* _Task input_:
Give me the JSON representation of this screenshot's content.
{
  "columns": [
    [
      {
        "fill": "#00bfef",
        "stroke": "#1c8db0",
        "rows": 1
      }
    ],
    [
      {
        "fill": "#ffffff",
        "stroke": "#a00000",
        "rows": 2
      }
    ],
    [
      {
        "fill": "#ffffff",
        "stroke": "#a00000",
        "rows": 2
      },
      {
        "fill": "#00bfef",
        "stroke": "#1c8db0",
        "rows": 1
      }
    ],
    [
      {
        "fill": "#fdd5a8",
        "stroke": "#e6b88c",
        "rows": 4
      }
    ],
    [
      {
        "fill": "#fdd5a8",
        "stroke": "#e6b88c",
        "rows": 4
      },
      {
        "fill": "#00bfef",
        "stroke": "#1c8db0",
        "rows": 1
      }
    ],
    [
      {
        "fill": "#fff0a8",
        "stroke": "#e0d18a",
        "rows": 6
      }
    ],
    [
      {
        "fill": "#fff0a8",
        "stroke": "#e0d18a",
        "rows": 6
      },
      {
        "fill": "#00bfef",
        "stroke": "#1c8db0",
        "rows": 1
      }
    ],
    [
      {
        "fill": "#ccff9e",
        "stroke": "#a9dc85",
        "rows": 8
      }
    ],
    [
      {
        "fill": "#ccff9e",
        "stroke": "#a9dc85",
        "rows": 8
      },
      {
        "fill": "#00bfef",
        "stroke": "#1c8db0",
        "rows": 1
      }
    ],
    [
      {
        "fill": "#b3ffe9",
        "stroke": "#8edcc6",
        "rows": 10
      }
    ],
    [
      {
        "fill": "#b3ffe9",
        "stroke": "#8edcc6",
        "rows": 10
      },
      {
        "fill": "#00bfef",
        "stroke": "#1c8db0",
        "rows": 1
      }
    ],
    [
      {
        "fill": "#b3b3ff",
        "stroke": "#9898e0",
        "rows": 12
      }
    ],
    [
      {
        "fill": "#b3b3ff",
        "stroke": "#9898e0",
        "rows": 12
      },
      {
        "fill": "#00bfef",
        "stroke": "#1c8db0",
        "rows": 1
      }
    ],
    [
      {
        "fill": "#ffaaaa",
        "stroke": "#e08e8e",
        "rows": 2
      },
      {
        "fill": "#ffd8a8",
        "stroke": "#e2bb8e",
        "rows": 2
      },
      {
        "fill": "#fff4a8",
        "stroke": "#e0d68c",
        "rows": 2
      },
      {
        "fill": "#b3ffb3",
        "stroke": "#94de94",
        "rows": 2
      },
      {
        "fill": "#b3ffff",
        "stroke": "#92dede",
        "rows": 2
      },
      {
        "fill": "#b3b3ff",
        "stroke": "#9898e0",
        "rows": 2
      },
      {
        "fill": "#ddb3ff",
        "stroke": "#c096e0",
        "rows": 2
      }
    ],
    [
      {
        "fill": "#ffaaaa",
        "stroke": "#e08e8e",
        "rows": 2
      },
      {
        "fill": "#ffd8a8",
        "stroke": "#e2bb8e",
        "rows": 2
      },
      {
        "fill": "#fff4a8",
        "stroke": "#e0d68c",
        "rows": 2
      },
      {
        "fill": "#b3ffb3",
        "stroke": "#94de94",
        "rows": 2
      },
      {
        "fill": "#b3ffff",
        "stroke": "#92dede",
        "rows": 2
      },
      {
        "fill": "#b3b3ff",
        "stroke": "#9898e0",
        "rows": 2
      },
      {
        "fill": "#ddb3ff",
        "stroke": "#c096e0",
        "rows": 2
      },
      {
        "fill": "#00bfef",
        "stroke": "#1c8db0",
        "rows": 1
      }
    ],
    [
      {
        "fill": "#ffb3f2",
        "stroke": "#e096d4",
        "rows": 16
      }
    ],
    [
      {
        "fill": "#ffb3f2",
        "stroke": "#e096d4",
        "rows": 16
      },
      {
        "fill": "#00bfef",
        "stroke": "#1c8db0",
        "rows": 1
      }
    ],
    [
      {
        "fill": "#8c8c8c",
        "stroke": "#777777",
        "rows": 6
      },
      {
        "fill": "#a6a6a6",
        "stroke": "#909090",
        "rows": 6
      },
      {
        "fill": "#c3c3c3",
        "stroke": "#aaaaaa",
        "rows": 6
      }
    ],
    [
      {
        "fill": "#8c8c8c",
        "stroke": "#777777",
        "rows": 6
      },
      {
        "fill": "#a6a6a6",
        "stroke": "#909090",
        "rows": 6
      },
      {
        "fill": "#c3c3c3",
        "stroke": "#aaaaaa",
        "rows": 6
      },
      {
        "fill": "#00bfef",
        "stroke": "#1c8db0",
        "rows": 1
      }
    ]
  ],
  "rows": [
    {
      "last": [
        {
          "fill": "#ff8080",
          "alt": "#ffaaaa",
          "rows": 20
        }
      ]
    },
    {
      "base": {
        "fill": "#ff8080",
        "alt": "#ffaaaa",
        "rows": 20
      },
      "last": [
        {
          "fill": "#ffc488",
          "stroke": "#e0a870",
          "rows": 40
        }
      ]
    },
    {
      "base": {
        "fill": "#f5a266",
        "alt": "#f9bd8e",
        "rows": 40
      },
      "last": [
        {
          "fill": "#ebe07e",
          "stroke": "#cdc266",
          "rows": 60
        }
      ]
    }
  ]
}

* _Directive_: Reproduce the listing in full. Keep it exactly as written.

* _Answer in full_:
Give me the JSON representation of this screenshot's content.
{
  "columns": [
    [
      {
        "fill": "#00bfef",
        "stroke": "#1c8db0",
        "rows": 1
      }
    ],
    [
      {
        "fill": "#ffffff",
        "stroke": "#a00000",
        "rows": 2
      }
    ],
    [
      {
        "fill": "#ffffff",
        "stroke": "#a00000",
        "rows": 2
      },
      {
        "fill": "#00bfef",
        "stroke": "#1c8db0",
        "rows": 1
      }
    ],
    [
      {
        "fill": "#fdd5a8",
        "stroke": "#e6b88c",
        "rows": 4
      }
    ],
    [
      {
        "fill": "#fdd5a8",
        "stroke": "#e6b88c",
        "rows": 4
      },
      {
        "fill": "#00bfef",
        "stroke": "#1c8db0",
        "rows": 1
      }
    ],
    [
      {
        "fill": "#fff0a8",
        "stroke": "#e0d18a",
        "rows": 6
      }
    ],
    [
      {
        "fill": "#fff0a8",
        "stroke": "#e0d18a",
        "rows": 6
      },
      {
        "fill": "#00bfef",
        "stroke": "#1c8db0",
        "rows": 1
      }
    ],
    [
      {
        "fill": "#ccff9e",
        "stroke": "#a9dc85",
        "rows": 8
      }
    ],
    [
      {
        "fill": "#ccff9e",
        "stroke": "#a9dc85",
        "rows": 8
      },
      {
        "fill": "#00bfef",
        "stroke": "#1c8db0",
        "rows": 1
      }
    ],
    [
      {
        "fill": "#b3ffe9",
        "stroke": "#8edcc6",
        "rows": 10
      }
    ],
    [
      {
        "fill": "#b3ffe9",
        "stroke": "#8edcc6",
        "rows": 10
      },
      {
        "fill": "#00bfef",
        "stroke": "#1c8db0",
        "rows": 1
      }
    ],
    [
      {
        "fill": "#b3b3ff",
        "stroke": "#9898e0",
        "rows": 12
      }
    ],
    [
      {
        "fill": "#b3b3ff",
        "stroke": "#9898e0",
        "rows": 12
      },
      {
        "fill": "#00bfef",
        "stroke": "#1c8db0",
        "rows": 1
      }
    ],
    [
      {
        "fill": "#ffaaaa",
        "stroke": "#e08e8e",
        "rows": 2
      },
      {
        "fill": "#ffd8a8",
        "stroke": "#e2bb8e",
        "rows": 2
      },
      {
        "fill": "#fff4a8",
        "stroke": "#e0d68c",
        "rows": 2
      },
      {
        "fill": "#b3ffb3",
        "stroke": "#94de94",
        "rows": 2
      },
      {
        "fill": "#b3ffff",
        "stroke": "#92dede",
        "rows": 2
      },
      {
        "fill": "#b3b3ff",
        "stroke": "#9898e0",
        "rows": 2
      },
      {
        "fill": "#ddb3ff",
        "stroke": "#c096e0",
        "rows": 2
      }
    ],
    [
      {
        "fill": "#ffaaaa",
        "stroke": "#e08e8e",
        "rows": 2
      },
      {
        "fill": "#ffd8a8",
        "stroke": "#e2bb8e",
        "rows": 2
      },
      {
        "fill": "#fff4a8",
        "stroke": "#e0d68c",
        "rows": 2
      },
      {
        "fill": "#b3ffb3",
        "stroke": "#94de94",
        "rows": 2
      },
      {
        "fill": "#b3ffff",
        "stroke": "#92dede",
        "rows": 2
      },
      {
        "fill": "#b3b3ff",
        "stroke": "#9898e0",
        "rows": 2
      },
      {
        "fill": "#ddb3ff",
        "stroke": "#c096e0",
        "rows": 2
      },
      {
        "fill": "#00bfef",
        "stroke": "#1c8db0",
        "rows": 1
      }
    ],
    [
      {
        "fill": "#ffb3f2",
        "stroke": "#e096d4",
        "rows": 16
      }
    ],
    [
      {
        "fill": "#ffb3f2",
        "stroke": "#e096d4",
        "rows": 16
      },
      {
        "fill": "#00bfef",
        "stroke": "#1c8db0",
        "rows": 1
      }
    ],
    [
      {
        "fill": "#8c8c8c",
        "stroke": "#777777",
        "rows": 6
      },
      {
        "fill": "#a6a6a6",
        "stroke": "#909090",
        "rows": 6
      },
      {
        "fill": "#c3c3c3",
        "stroke": "#aaaaaa",
        "rows": 6
      }
    ],
    [
      {
        "fill": "#8c8c8c",
        "stroke": "#777777",
        "rows": 6
      },
      {
        "fill": "#a6a6a6",
        "stroke": "#909090",
        "rows": 6
      },
      {
        "fill": "#c3c3c3",
        "stroke": "#aaaaaa",
        "rows": 6
      },
      {
        "fill": "#00bfef",
        "stroke": "#1c8db0",
        "rows": 1
      }
    ]
  ],
  "rows": [
    {
      "last": [
        {
          "fill": "#ff8080",
          "alt": "#ffaaaa",
          "rows": 20
        }
      ]
    },
    {
      "base": {
        "fill": "#ff8080",
        "alt": "#ffaaaa",
        "rows": 20
      },
      "last": [
        {
          "fill": "#ffc488",
          "stroke": "#e0a870",
          "rows": 40
        }
      ]
    },
    {
      "base": {
        "fill": "#f5a266",
        "alt": "#f9bd8e",
        "rows": 40
      },
      "last": [
        {
          "fill": "#ebe07e",
          "stroke": "#cdc266",
          "rows": 60
        }
      ]
    }
  ]
}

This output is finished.